SHORT TASK:
Of all the lines in the material, how many include the word "هواکره"? Give only the number.

ENTRIES SUPPLIED:

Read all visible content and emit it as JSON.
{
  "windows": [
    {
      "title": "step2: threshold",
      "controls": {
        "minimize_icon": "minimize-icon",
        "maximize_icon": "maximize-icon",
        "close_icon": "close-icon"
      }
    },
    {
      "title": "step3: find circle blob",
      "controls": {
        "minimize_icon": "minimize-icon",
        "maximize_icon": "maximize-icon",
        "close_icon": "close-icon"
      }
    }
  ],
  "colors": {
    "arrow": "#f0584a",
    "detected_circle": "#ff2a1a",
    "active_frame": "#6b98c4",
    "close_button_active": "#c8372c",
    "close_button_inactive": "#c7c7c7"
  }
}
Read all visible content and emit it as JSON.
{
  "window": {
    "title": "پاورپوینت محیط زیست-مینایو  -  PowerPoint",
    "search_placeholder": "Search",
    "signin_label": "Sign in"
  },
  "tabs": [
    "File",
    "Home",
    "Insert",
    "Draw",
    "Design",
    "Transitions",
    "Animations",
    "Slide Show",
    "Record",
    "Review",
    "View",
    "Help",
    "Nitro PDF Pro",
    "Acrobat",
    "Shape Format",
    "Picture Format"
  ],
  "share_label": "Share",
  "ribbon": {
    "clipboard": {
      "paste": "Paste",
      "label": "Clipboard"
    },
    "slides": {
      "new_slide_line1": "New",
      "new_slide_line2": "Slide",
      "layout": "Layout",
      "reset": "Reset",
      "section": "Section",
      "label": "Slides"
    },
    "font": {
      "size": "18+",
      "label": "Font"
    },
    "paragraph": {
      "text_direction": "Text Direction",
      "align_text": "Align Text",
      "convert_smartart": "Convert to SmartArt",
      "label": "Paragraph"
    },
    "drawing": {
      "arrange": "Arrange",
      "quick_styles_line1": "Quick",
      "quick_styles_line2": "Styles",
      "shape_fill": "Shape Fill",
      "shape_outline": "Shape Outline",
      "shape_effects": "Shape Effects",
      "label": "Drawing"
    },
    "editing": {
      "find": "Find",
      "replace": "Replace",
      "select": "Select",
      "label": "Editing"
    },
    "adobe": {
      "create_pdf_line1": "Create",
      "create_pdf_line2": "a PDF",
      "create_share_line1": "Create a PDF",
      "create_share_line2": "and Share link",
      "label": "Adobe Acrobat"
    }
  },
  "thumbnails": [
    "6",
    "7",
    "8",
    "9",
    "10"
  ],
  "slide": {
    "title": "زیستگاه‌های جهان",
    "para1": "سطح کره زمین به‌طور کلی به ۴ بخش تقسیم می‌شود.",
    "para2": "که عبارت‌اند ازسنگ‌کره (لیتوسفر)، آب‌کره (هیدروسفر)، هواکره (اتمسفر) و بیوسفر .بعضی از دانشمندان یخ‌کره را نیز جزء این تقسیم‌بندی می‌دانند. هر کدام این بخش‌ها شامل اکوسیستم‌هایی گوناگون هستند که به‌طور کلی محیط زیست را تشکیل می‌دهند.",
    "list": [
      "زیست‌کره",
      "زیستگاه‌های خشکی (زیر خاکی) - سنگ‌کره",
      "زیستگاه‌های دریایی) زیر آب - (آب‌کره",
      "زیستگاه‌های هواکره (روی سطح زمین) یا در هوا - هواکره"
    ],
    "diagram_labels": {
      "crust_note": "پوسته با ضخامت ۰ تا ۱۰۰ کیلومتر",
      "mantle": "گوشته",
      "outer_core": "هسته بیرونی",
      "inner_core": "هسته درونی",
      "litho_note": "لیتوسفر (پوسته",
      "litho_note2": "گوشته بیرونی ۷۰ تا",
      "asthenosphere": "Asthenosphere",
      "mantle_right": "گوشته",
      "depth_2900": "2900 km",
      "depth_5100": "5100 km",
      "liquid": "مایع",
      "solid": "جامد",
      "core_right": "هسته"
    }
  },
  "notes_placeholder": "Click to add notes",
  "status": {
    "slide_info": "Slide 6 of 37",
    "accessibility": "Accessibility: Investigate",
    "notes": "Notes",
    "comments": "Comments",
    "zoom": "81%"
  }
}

REPLY:
2